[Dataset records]
-=-=-

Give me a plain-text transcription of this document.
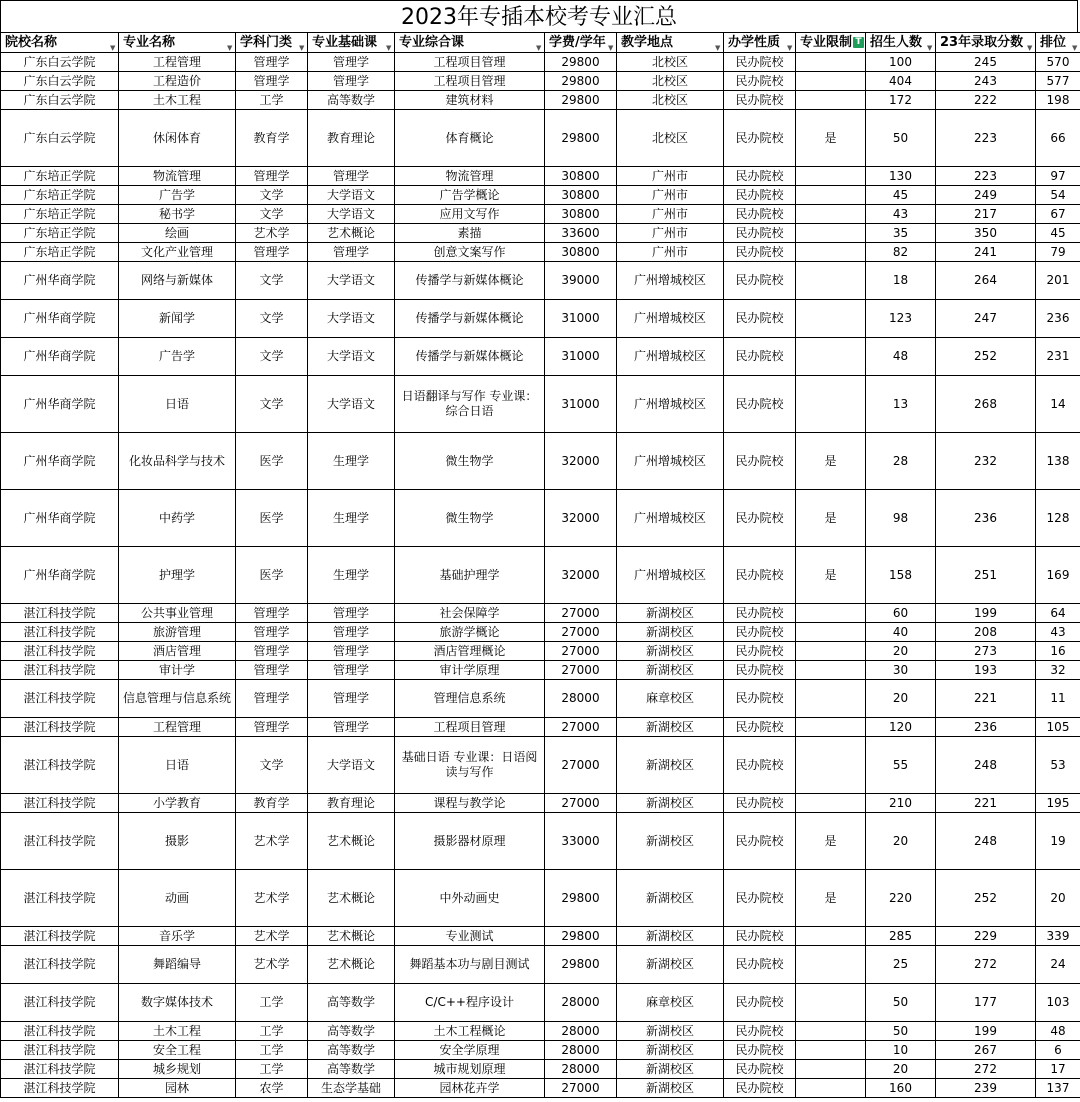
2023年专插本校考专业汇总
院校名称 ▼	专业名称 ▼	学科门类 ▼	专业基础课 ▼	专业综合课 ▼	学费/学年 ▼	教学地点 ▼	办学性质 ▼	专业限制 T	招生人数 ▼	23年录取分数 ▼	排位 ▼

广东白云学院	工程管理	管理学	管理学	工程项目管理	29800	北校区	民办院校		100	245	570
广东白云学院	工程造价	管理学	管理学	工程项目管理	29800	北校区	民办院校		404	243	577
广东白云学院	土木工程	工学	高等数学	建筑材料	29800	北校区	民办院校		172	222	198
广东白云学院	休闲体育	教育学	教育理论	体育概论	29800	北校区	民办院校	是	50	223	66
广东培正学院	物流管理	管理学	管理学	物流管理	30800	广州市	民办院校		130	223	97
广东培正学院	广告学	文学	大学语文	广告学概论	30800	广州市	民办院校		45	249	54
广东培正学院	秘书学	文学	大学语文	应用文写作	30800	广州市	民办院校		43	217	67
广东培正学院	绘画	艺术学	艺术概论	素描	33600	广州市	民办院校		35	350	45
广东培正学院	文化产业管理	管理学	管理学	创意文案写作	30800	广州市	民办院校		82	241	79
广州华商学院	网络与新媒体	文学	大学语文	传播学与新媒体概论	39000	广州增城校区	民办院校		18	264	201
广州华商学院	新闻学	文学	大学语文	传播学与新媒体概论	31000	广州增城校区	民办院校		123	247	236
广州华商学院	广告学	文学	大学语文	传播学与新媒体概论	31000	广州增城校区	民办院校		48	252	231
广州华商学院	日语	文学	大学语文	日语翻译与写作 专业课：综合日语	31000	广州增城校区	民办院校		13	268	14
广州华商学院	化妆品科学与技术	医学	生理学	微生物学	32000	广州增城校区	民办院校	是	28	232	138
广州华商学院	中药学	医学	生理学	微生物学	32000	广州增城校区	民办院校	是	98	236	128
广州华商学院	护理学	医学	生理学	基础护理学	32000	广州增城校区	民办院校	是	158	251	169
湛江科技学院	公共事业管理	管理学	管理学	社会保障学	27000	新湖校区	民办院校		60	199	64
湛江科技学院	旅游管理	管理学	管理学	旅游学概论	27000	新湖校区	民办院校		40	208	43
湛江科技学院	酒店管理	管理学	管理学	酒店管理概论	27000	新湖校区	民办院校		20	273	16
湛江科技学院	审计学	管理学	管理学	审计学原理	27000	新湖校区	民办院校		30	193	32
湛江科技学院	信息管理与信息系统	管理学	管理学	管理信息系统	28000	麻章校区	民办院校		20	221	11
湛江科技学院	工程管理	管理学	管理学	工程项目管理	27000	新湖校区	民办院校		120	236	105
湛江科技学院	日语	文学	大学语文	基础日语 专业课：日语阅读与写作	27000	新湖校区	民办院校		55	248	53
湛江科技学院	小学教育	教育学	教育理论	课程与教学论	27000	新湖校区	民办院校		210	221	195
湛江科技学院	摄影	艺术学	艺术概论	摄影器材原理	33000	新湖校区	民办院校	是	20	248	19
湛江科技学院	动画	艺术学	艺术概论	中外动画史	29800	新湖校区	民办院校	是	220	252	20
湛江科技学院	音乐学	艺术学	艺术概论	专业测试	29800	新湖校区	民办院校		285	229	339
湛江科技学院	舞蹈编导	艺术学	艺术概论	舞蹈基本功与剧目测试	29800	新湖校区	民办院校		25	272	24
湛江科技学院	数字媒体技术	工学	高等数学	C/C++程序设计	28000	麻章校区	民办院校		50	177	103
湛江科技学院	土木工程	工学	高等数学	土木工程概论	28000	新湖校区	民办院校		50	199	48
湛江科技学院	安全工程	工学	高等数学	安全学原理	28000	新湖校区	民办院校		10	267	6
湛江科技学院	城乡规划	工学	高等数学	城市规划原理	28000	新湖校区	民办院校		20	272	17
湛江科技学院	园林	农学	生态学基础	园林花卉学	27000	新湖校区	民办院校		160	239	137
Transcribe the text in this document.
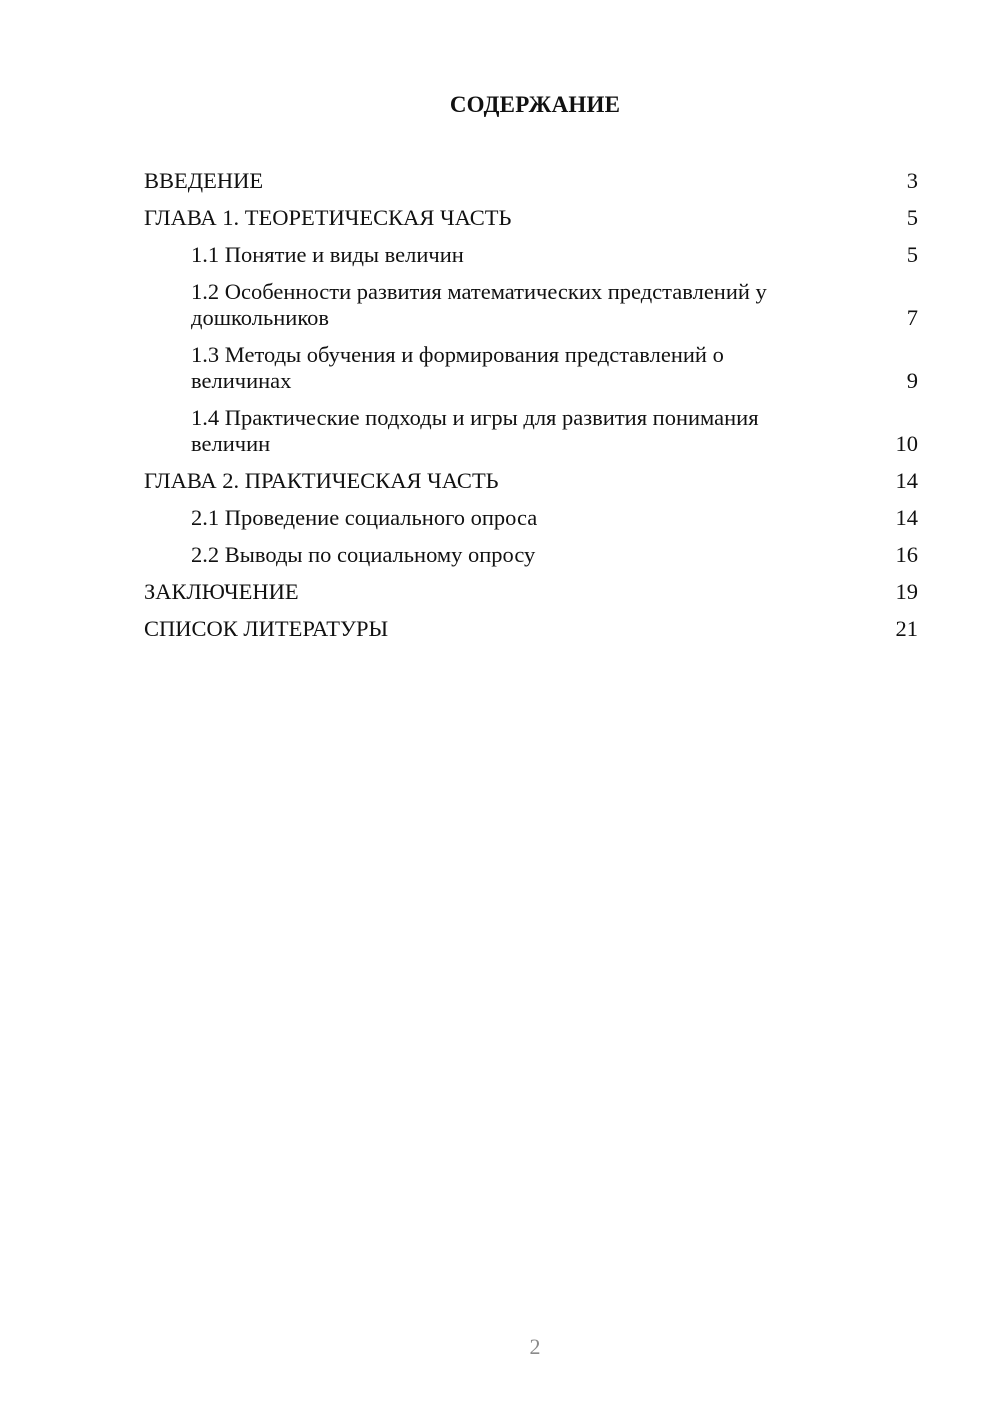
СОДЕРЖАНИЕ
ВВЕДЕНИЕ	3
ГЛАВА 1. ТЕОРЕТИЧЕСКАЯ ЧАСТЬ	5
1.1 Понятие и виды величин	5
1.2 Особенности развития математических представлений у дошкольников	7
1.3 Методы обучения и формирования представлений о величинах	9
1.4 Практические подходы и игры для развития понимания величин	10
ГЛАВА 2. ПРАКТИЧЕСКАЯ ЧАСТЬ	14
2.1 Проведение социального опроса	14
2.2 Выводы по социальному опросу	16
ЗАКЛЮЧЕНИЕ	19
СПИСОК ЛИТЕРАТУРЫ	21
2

-=-=-

### REQUIRED TASK:
Return all of the entries exactly as written, but drop any pictures they hold.

### SOLUTION:
Give me a plain-text transcription of this document.
2023年专插本校考专业汇总
院校名称 ▼	专业名称 ▼	学科门类 ▼	专业基础课 ▼	专业综合课 ▼	学费/学年 ▼	教学地点 ▼	办学性质 ▼	专业限制 T	招生人数 ▼	23年录取分数 ▼	排位 ▼

广东白云学院	工程管理	管理学	管理学	工程项目管理	29800	北校区	民办院校		100	245	570
广东白云学院	工程造价	管理学	管理学	工程项目管理	29800	北校区	民办院校		404	243	577
广东白云学院	土木工程	工学	高等数学	建筑材料	29800	北校区	民办院校		172	222	198
广东白云学院	休闲体育	教育学	教育理论	体育概论	29800	北校区	民办院校	是	50	223	66
广东培正学院	物流管理	管理学	管理学	物流管理	30800	广州市	民办院校		130	223	97
广东培正学院	广告学	文学	大学语文	广告学概论	30800	广州市	民办院校		45	249	54
广东培正学院	秘书学	文学	大学语文	应用文写作	30800	广州市	民办院校		43	217	67
广东培正学院	绘画	艺术学	艺术概论	素描	33600	广州市	民办院校		35	350	45
广东培正学院	文化产业管理	管理学	管理学	创意文案写作	30800	广州市	民办院校		82	241	79
广州华商学院	网络与新媒体	文学	大学语文	传播学与新媒体概论	39000	广州增城校区	民办院校		18	264	201
广州华商学院	新闻学	文学	大学语文	传播学与新媒体概论	31000	广州增城校区	民办院校		123	247	236
广州华商学院	广告学	文学	大学语文	传播学与新媒体概论	31000	广州增城校区	民办院校		48	252	231
广州华商学院	日语	文学	大学语文	日语翻译与写作 专业课：综合日语	31000	广州增城校区	民办院校		13	268	14
广州华商学院	化妆品科学与技术	医学	生理学	微生物学	32000	广州增城校区	民办院校	是	28	232	138
广州华商学院	中药学	医学	生理学	微生物学	32000	广州增城校区	民办院校	是	98	236	128
广州华商学院	护理学	医学	生理学	基础护理学	32000	广州增城校区	民办院校	是	158	251	169
湛江科技学院	公共事业管理	管理学	管理学	社会保障学	27000	新湖校区	民办院校		60	199	64
湛江科技学院	旅游管理	管理学	管理学	旅游学概论	27000	新湖校区	民办院校		40	208	43
湛江科技学院	酒店管理	管理学	管理学	酒店管理概论	27000	新湖校区	民办院校		20	273	16
湛江科技学院	审计学	管理学	管理学	审计学原理	27000	新湖校区	民办院校		30	193	32
湛江科技学院	信息管理与信息系统	管理学	管理学	管理信息系统	28000	麻章校区	民办院校		20	221	11
湛江科技学院	工程管理	管理学	管理学	工程项目管理	27000	新湖校区	民办院校		120	236	105
湛江科技学院	日语	文学	大学语文	基础日语 专业课：日语阅读与写作	27000	新湖校区	民办院校		55	248	53
湛江科技学院	小学教育	教育学	教育理论	课程与教学论	27000	新湖校区	民办院校		210	221	195
湛江科技学院	摄影	艺术学	艺术概论	摄影器材原理	33000	新湖校区	民办院校	是	20	248	19
湛江科技学院	动画	艺术学	艺术概论	中外动画史	29800	新湖校区	民办院校	是	220	252	20
湛江科技学院	音乐学	艺术学	艺术概论	专业测试	29800	新湖校区	民办院校		285	229	339
湛江科技学院	舞蹈编导	艺术学	艺术概论	舞蹈基本功与剧目测试	29800	新湖校区	民办院校		25	272	24
湛江科技学院	数字媒体技术	工学	高等数学	C/C++程序设计	28000	麻章校区	民办院校		50	177	103
湛江科技学院	土木工程	工学	高等数学	土木工程概论	28000	新湖校区	民办院校		50	199	48
湛江科技学院	安全工程	工学	高等数学	安全学原理	28000	新湖校区	民办院校		10	267	6
湛江科技学院	城乡规划	工学	高等数学	城市规划原理	28000	新湖校区	民办院校		20	272	17
湛江科技学院	园林	农学	生态学基础	园林花卉学	27000	新湖校区	民办院校		160	239	137
Transcribe the text in this document.
СОДЕРЖАНИЕ
ВВЕДЕНИЕ	3
ГЛАВА 1. ТЕОРЕТИЧЕСКАЯ ЧАСТЬ	5
1.1 Понятие и виды величин	5
1.2 Особенности развития математических представлений у дошкольников	7
1.3 Методы обучения и формирования представлений о величинах	9
1.4 Практические подходы и игры для развития понимания величин	10
ГЛАВА 2. ПРАКТИЧЕСКАЯ ЧАСТЬ	14
2.1 Проведение социального опроса	14
2.2 Выводы по социальному опросу	16
ЗАКЛЮЧЕНИЕ	19
СПИСОК ЛИТЕРАТУРЫ	21
2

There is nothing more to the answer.